**What you should do**
Render every line of the records below as a Markdown table with the columns "No." and "Entry," numbering each row and skipping blank lines. Leave the pictures out of the table.

**Spatial layout records**
[Start]

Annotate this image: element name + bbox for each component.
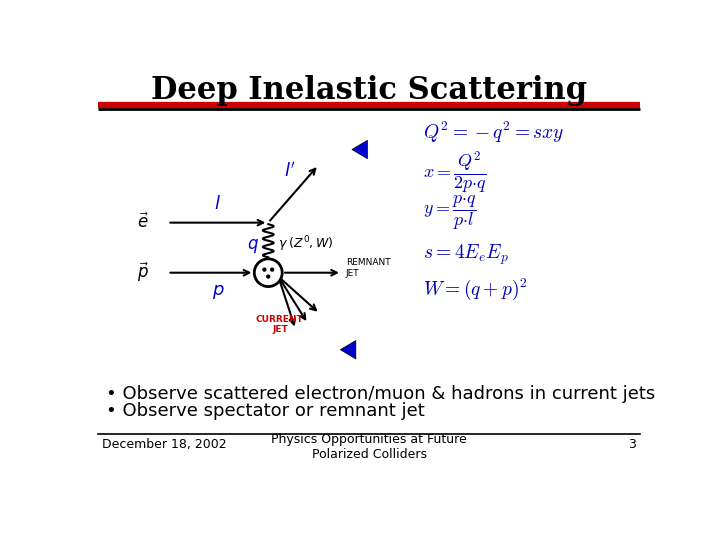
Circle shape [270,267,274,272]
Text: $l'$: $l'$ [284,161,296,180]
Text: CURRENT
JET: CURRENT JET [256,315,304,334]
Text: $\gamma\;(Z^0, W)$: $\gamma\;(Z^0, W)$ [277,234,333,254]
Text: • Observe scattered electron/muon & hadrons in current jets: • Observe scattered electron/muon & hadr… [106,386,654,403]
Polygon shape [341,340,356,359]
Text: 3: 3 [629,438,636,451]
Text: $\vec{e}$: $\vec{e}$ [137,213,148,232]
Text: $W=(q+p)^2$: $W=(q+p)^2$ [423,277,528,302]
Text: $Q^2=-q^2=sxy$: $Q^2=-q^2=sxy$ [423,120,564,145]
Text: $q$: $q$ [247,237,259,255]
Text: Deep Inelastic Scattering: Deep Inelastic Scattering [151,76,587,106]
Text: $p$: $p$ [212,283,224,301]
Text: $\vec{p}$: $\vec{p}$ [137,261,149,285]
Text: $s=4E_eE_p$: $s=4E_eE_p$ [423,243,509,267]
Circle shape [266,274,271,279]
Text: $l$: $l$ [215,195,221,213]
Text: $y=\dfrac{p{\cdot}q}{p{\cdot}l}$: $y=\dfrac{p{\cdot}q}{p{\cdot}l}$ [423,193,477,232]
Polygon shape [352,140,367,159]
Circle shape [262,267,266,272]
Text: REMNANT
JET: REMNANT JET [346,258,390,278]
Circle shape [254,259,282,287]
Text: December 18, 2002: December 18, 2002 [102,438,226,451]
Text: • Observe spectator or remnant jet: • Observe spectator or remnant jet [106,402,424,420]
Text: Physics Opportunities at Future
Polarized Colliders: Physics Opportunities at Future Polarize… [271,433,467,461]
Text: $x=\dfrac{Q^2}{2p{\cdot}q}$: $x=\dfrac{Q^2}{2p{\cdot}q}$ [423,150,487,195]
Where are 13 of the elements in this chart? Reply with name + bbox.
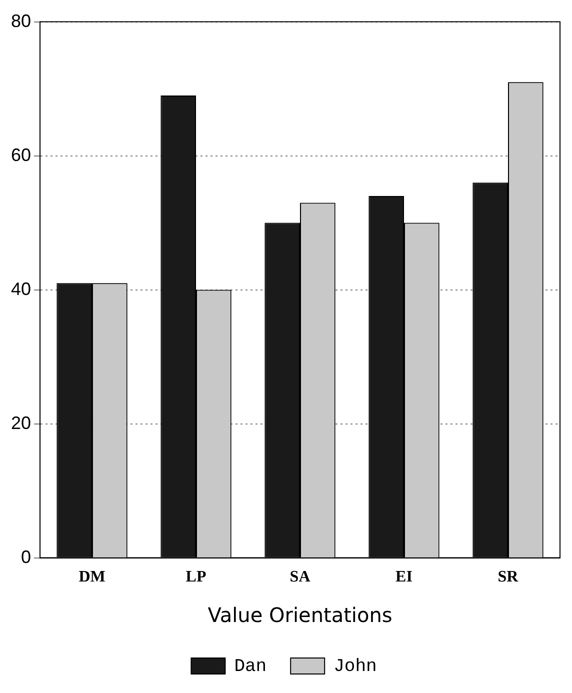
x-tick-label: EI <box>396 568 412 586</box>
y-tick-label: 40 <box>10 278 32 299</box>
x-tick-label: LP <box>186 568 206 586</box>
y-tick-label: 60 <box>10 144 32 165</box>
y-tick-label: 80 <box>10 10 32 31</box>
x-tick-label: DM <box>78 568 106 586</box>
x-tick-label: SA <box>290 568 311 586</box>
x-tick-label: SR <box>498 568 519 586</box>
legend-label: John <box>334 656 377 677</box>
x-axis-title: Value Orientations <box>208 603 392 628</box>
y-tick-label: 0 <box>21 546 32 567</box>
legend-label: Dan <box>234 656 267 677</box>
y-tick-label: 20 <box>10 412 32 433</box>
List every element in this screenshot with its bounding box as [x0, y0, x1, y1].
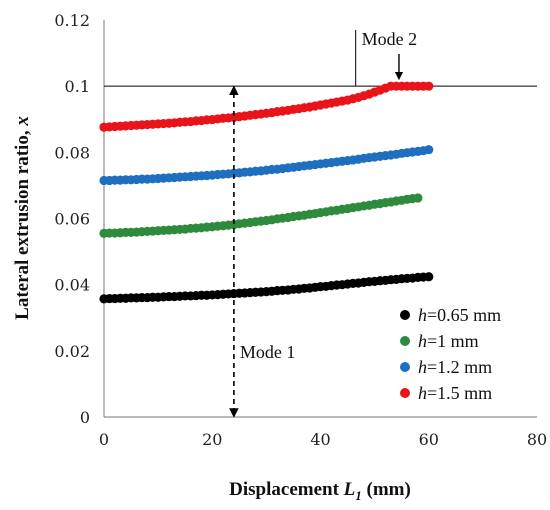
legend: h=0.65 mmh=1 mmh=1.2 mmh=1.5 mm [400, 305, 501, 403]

[End]

**The result**
| No. | Entry |
|---|---|
| 1 | Annotate this image: element name + bbox for each component. |
| 2 | Circle shape [270,267,274,272] |
| 3 | Text: $l'$: $l'$ [284,161,296,180] |
| 4 | Text: CURRENT |
| 5 | JET: CURRENT JET [256,315,304,334] |
| 6 | Text: $\gamma\;(Z^0, W)$: $\gamma\;(Z^0, W)$ [277,234,333,254] |
| 7 | Text: • Observe scattered electron/muon & hadrons in current jets: • Observe scattered electron/muon & hadr… [106,386,654,403] |
| 8 | Polygon shape [341,340,356,359] |
| 9 | Text: 3: 3 [629,438,636,451] |
| 10 | Text: $\vec{e}$: $\vec{e}$ [137,213,148,232] |
| 11 | Text: $W=(q+p)^2$: $W=(q+p)^2$ [423,277,528,302] |
| 12 | Text: $Q^2=-q^2=sxy$: $Q^2=-q^2=sxy$ [423,120,564,145] |
| 13 | Text: $q$: $q$ [247,237,259,255] |
| 14 | Text: Deep Inelastic Scattering: Deep Inelastic Scattering [151,76,587,106] |
| 15 | Text: $p$: $p$ [212,283,224,301] |
| 16 | Text: $\vec{p}$: $\vec{p}$ [137,261,149,285] |
| 17 | Text: $s=4E_eE_p$: $s=4E_eE_p$ [423,243,509,267] |
| 18 | Circle shape [266,274,271,279] |
| 19 | Text: $l$: $l$ [215,195,221,213] |
| 20 | Text: $y=\dfrac{p{\cdot}q}{p{\cdot}l}$: $y=\dfrac{p{\cdot}q}{p{\cdot}l}$ [423,193,477,232] |
| 21 | Polygon shape [352,140,367,159] |
| 22 | Circle shape [262,267,266,272] |
| 23 | Text: REMNANT |
| 24 | JET: REMNANT JET [346,258,390,278] |
| 25 | Circle shape [254,259,282,287] |
| 26 | Text: December 18, 2002: December 18, 2002 [102,438,226,451] |
| 27 | Text: • Observe spectator or remnant jet: • Observe spectator or remnant jet [106,402,424,420] |
| 28 | Text: Physics Opportunities at Future |
| 29 | Polarized Colliders: Physics Opportunities at Future Polarize… [271,433,467,461] |
| 30 | Text: $x=\dfrac{Q^2}{2p{\cdot}q}$: $x=\dfrac{Q^2}{2p{\cdot}q}$ [423,150,487,195] |
| 31 | Where are 13 of the elements in this chart? Reply with name + bbox. |
| 32 | x-tick-label: EI <box>396 568 412 586</box> |
| 33 | y-tick-label: 40 <box>10 278 32 299</box> |
| 34 | x-tick-label: LP <box>186 568 206 586</box> |
| 35 | y-tick-label: 60 <box>10 144 32 165</box> |
| 36 | y-tick-label: 80 <box>10 10 32 31</box> |
| 37 | x-tick-label: DM <box>78 568 106 586</box> |
| 38 | x-tick-label: SA <box>290 568 311 586</box> |
| 39 | x-tick-label: SR <box>498 568 519 586</box> |
| 40 | legend-label: John <box>334 656 377 677</box> |
| 41 | x-axis-title: Value Orientations <box>208 603 392 628</box> |
| 42 | y-tick-label: 0 <box>21 546 32 567</box> |
| 43 | legend-label: Dan <box>234 656 267 677</box> |
| 44 | y-tick-label: 20 <box>10 412 32 433</box> |
| 45 | List every element in this screenshot with its bounding box as [x0, y0, x1, y1]. |
| 46 | legend: h=0.65 mmh=1 mmh=1.2 mmh=1.5 mm [400, 305, 501, 403] |